= Stated problem =
Scan the data below and report how many lines include the word "JSON". Nothing else is wanted.
* * *
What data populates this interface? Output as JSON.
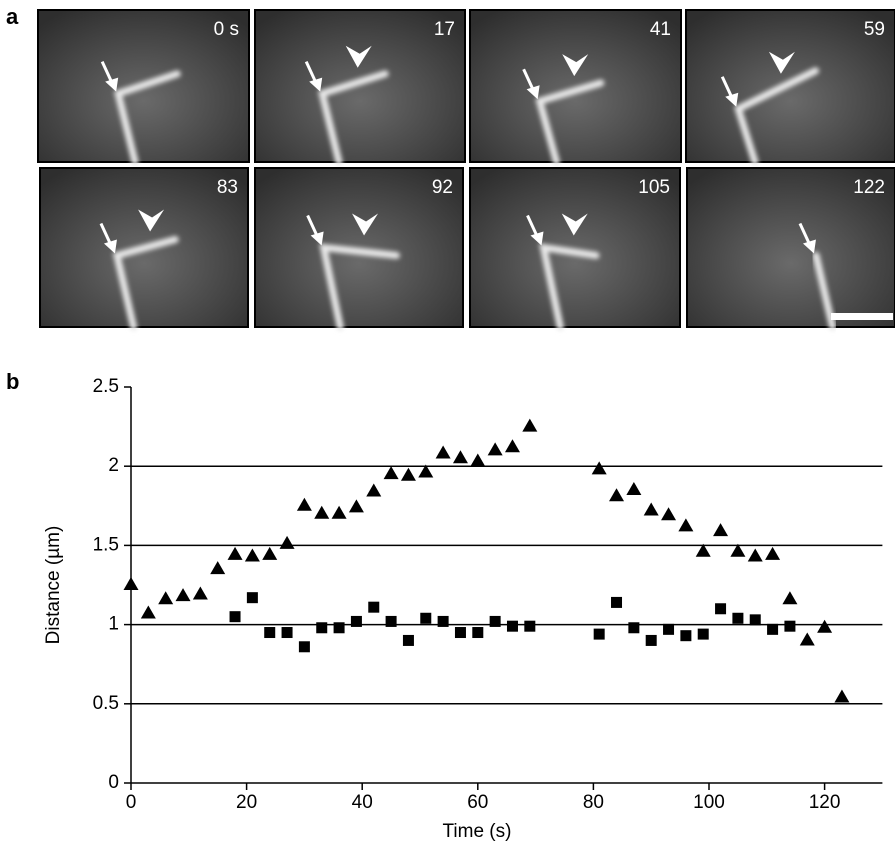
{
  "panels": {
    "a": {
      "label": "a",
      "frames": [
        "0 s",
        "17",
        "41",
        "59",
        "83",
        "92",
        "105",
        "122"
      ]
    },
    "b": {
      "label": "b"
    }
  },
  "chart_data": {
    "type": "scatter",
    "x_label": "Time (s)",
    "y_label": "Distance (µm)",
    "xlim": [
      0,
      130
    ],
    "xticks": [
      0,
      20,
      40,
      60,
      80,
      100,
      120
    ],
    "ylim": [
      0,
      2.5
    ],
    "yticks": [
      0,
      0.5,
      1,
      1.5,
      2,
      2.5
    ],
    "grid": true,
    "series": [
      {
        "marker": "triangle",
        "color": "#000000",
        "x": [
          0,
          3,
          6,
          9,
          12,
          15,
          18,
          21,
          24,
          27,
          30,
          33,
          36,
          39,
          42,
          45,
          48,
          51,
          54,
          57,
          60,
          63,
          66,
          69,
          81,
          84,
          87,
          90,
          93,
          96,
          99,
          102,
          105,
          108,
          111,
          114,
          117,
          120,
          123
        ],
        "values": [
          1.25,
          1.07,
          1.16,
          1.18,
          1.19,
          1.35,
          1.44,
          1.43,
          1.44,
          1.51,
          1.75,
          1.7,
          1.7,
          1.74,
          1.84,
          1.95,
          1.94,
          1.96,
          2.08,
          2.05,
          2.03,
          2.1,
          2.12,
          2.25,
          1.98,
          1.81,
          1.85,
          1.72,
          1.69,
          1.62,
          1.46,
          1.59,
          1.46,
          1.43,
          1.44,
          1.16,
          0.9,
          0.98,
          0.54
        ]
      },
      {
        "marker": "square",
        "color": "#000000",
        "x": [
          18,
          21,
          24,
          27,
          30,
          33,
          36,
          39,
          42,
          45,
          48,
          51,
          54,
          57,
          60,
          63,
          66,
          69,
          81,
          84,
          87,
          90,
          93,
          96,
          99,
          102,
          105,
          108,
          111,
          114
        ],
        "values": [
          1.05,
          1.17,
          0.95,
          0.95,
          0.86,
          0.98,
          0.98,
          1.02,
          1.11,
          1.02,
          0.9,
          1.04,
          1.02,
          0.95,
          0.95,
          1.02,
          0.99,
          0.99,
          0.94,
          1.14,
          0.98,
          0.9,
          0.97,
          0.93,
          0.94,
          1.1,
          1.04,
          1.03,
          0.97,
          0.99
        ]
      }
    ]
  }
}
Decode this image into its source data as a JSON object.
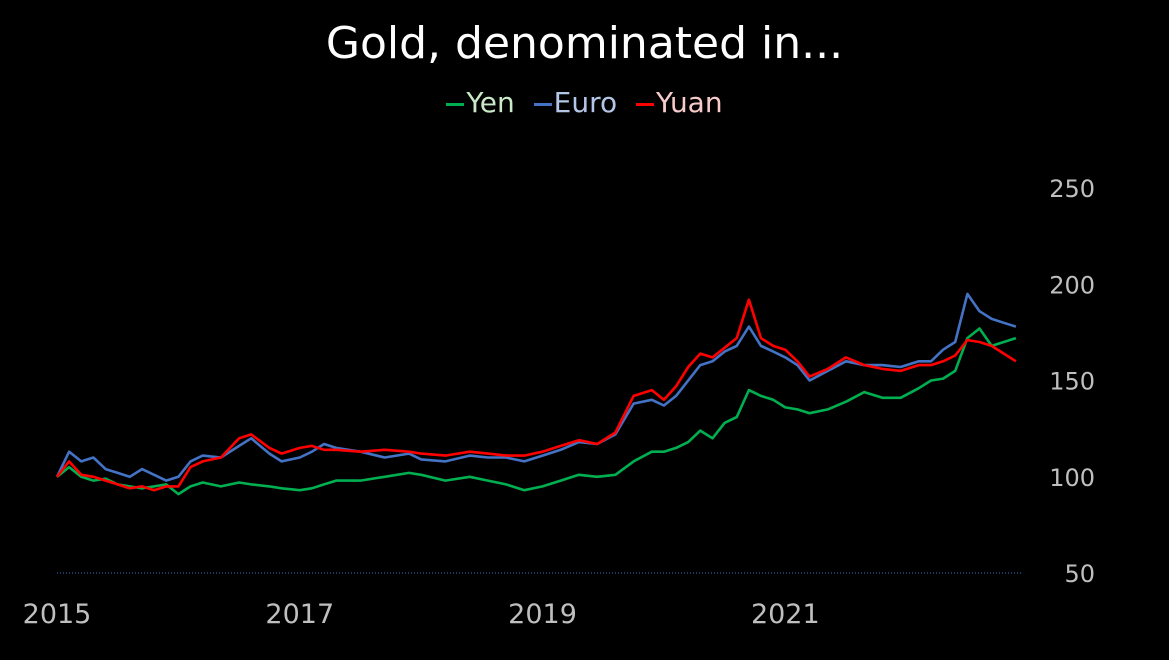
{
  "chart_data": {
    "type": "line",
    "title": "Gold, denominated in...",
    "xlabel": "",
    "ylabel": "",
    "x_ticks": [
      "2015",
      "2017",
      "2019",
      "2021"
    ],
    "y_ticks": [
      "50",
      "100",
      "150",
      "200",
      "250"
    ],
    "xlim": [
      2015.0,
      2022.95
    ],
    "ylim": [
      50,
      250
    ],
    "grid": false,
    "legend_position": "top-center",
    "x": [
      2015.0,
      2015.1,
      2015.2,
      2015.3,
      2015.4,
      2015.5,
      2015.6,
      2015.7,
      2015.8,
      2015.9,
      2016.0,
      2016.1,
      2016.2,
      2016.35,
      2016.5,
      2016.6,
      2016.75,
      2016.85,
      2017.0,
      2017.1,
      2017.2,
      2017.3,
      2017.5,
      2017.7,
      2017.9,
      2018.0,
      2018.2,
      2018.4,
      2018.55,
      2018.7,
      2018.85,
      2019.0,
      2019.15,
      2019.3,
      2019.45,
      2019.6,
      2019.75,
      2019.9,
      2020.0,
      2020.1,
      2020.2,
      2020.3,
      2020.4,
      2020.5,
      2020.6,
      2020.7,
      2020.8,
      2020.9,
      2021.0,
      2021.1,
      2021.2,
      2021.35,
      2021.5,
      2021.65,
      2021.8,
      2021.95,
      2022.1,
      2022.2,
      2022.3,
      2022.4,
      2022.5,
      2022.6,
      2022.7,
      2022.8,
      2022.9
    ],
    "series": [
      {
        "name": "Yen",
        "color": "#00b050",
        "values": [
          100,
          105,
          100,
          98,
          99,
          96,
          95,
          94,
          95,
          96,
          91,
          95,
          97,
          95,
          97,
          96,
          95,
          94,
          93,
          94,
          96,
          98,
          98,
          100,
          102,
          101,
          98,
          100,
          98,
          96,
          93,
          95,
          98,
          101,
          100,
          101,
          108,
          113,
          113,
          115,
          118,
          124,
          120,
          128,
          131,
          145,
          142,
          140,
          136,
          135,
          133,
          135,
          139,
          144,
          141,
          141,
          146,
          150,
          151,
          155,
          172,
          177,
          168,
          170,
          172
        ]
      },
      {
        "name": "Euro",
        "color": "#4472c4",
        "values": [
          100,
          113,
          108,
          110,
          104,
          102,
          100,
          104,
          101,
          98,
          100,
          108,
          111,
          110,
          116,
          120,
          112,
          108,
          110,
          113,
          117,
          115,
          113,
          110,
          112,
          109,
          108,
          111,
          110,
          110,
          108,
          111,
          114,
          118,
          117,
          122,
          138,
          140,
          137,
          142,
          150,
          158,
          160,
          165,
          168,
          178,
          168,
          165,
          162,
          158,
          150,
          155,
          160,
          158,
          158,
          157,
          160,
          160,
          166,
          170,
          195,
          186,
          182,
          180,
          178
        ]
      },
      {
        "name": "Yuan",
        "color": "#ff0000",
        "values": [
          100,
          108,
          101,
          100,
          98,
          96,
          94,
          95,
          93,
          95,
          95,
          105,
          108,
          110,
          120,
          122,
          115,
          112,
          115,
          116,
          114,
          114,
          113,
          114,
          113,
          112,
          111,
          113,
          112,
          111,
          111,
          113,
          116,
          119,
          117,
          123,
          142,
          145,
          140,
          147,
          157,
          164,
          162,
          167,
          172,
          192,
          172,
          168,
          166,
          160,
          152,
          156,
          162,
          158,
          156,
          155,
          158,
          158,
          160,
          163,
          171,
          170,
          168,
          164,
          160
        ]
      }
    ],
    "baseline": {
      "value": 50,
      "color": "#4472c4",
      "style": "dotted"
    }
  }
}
* * *
= Correct output =
2